## [Given problem]
Search the entries for the word "nouvelle" and pull out each line that has it.

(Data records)
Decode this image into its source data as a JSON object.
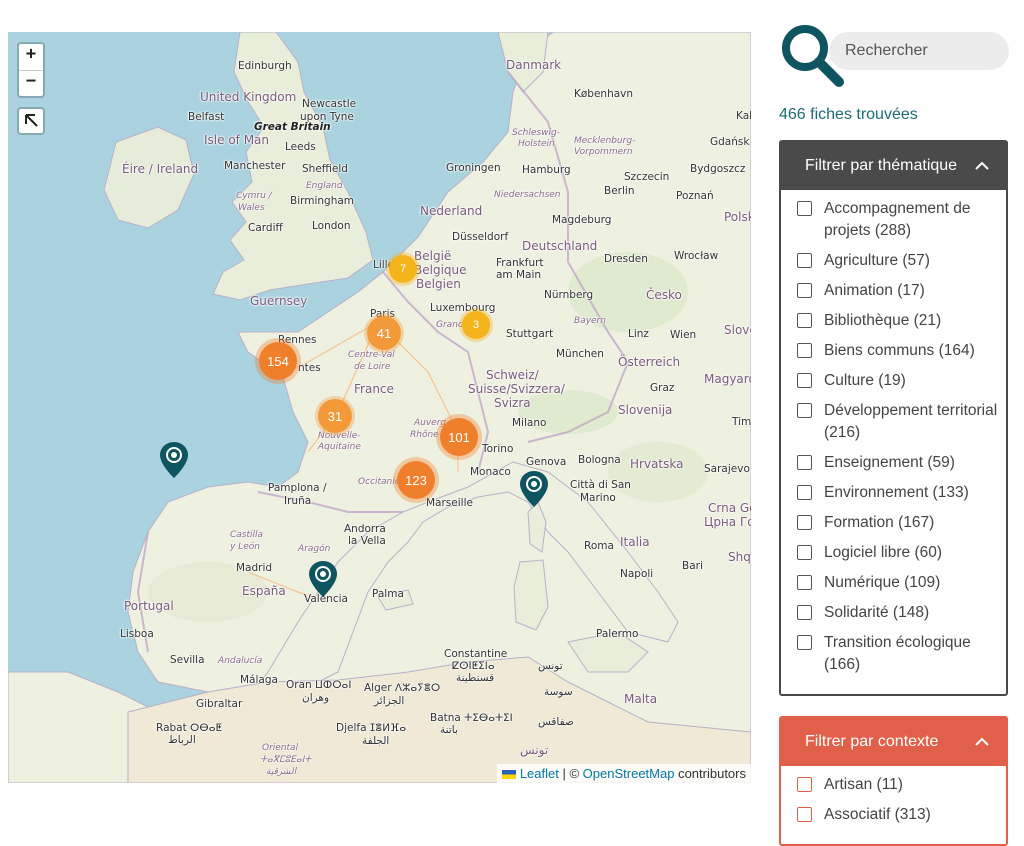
{
  "map": {
    "zoom_in": "+",
    "zoom_out": "−",
    "labels": {
      "edinburgh": "Edinburgh",
      "uk": "United Kingdom",
      "newcastle": "Newcastle",
      "upon_tyne": "upon Tyne",
      "belfast": "Belfast",
      "great_britain": "Great Britain",
      "isle_of_man": "Isle of Man",
      "leeds": "Leeds",
      "eire": "Éire / Ireland",
      "manchester": "Manchester",
      "sheffield": "Sheffield",
      "england": "England",
      "cymru": "Cymru /",
      "wales": "Wales",
      "birmingham": "Birmingham",
      "cardiff": "Cardiff",
      "london": "London",
      "guernsey": "Guernsey",
      "danmark": "Danmark",
      "kobenhavn": "København",
      "schleswig": "Schleswig-",
      "holstein": "Holstein",
      "mecklenburg": "Mecklenburg-",
      "vorpommern": "Vorpommern",
      "gdansk": "Gdańsk",
      "groningen": "Groningen",
      "hamburg": "Hamburg",
      "szczecin": "Szczecin",
      "bydgoszcz": "Bydgoszcz",
      "niedersachsen": "Niedersachsen",
      "berlin": "Berlin",
      "poznan": "Poznań",
      "nederland": "Nederland",
      "magdeburg": "Magdeburg",
      "polska": "Polsk",
      "dusseldorf": "Düsseldorf",
      "deutschland": "Deutschland",
      "lille": "Lille",
      "belgie": "België",
      "belgique": "Belgique",
      "belgien": "Belgien",
      "frankfurt": "Frankfurt",
      "am_main": "am Main",
      "dresden": "Dresden",
      "wroclaw": "Wrocław",
      "cesko": "Česko",
      "luxembourg": "Luxembourg",
      "nurnberg": "Nürnberg",
      "paris": "Paris",
      "grand_est": "Grand",
      "bayern": "Bayern",
      "stuttgart": "Stuttgart",
      "linz": "Linz",
      "wien": "Wien",
      "slove": "Slove",
      "rennes": "Rennes",
      "nantes": "ntes",
      "centre_val": "Centre-Val",
      "de_loire": "de Loire",
      "munchen": "München",
      "osterreich": "Österreich",
      "magyaro": "Magyaro",
      "france": "France",
      "schweiz": "Schweiz/",
      "suisse": "Suisse/Svizzera/",
      "svizra": "Svizra",
      "graz": "Graz",
      "nouvelle": "Nouvelle-",
      "aquitaine": "Aquitaine",
      "slovenija": "Slovenija",
      "auvergne": "Auverg",
      "rhone": "Rhône-",
      "milano": "Milano",
      "tim": "Tim",
      "torino": "Torino",
      "hrvatska": "Hrvatska",
      "sarajevo": "Sarajevo",
      "monaco": "Monaco",
      "genova": "Genova",
      "bologna": "Bologna",
      "pamplona": "Pamplona /",
      "iruna": "Iruña",
      "occitanie": "Occitanie",
      "citta_san": "Città di San",
      "marino": "Marino",
      "crna_go": "Crna Go",
      "crna_cyr": "Црна Гор",
      "marseille": "Marseille",
      "andorra": "Andorra",
      "la_vella": "la Vella",
      "castilla": "Castilla",
      "y_leon": "y León",
      "aragon": "Aragón",
      "roma": "Roma",
      "italia": "Italia",
      "shq": "Shq",
      "madrid": "Madrid",
      "espana": "España",
      "napoli": "Napoli",
      "bari": "Bari",
      "portugal": "Portugal",
      "valencia": "València",
      "palma": "Palma",
      "lisboa": "Lisboa",
      "palermo": "Palermo",
      "sevilla": "Sevilla",
      "andalucia": "Andalucía",
      "constantine": "Constantine",
      "constantine_ber": "ⵇⵙⵏⵟⵉⵏⴰ",
      "tunis": "تونس",
      "qsentina": "قسنطينة",
      "malaga": "Málaga",
      "oran": "Oran ⵡⵀⵔⴰⵏ",
      "wahran": "وهران",
      "alger": "Alger ⴷⵣⴰⵢⴻⵔ",
      "jazair": "الجزائر",
      "sousse": "سوسة",
      "gibraltar": "Gibraltar",
      "malta": "Malta",
      "batna": "Batna ⵜⵉⴱⴰⵜⵉⵏ",
      "batna_ar": "باتنة",
      "sfax": "صفاقس",
      "rabat": "Rabat ⵔⴱⴰⵟ",
      "rabat_ar": "الرباط",
      "djelfa": "Djelfa ⵊⴻⵍⴼⴰ",
      "djelfa_ar": "الجلفة",
      "tunisie": "تونس",
      "oriental": "Oriental",
      "oriental_ber": "ⵜⴰⴳⵎⵓⴹⴰⵏⵜ",
      "sharqiya": "الشرقية",
      "kal": "Kal"
    },
    "clusters": [
      {
        "id": "lille",
        "count": "7"
      },
      {
        "id": "paris",
        "count": "41"
      },
      {
        "id": "grand-est",
        "count": "3"
      },
      {
        "id": "rennes",
        "count": "154"
      },
      {
        "id": "nouvelle-aquitaine",
        "count": "31"
      },
      {
        "id": "auvergne",
        "count": "101"
      },
      {
        "id": "occitanie",
        "count": "123"
      }
    ],
    "attribution": {
      "leaflet": "Leaflet",
      "separator": " | © ",
      "osm": "OpenStreetMap",
      "contributors": " contributors"
    }
  },
  "search": {
    "placeholder": "Rechercher"
  },
  "results": {
    "count_text": "466 fiches trouvées"
  },
  "filters": {
    "thematique": {
      "title": "Filtrer par thématique",
      "options": [
        "Accompagnement de projets (288)",
        "Agriculture (57)",
        "Animation (17)",
        "Bibliothèque (21)",
        "Biens communs (164)",
        "Culture (19)",
        "Développement territorial (216)",
        "Enseignement (59)",
        "Environnement (133)",
        "Formation (167)",
        "Logiciel libre (60)",
        "Numérique (109)",
        "Solidarité (148)",
        "Transition écologique (166)"
      ]
    },
    "contexte": {
      "title": "Filtrer par contexte",
      "options": [
        "Artisan (11)",
        "Associatif (313)"
      ]
    }
  },
  "colors": {
    "accent_teal": "#1b6b74",
    "panel_dark": "#4a4a4a",
    "panel_context": "#e0604a",
    "cluster_big": "#f07f2b",
    "cluster_small": "#f5b31c"
  },
  "icons": {
    "search": "search-icon",
    "chevron": "chevron-up-icon",
    "reset": "arrow-up-left-icon",
    "pin": "map-pin-icon"
  }
}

## [Answer in full]
      "nouvelle": "Nouvelle-",
        "id": "nouvelle-aquitaine",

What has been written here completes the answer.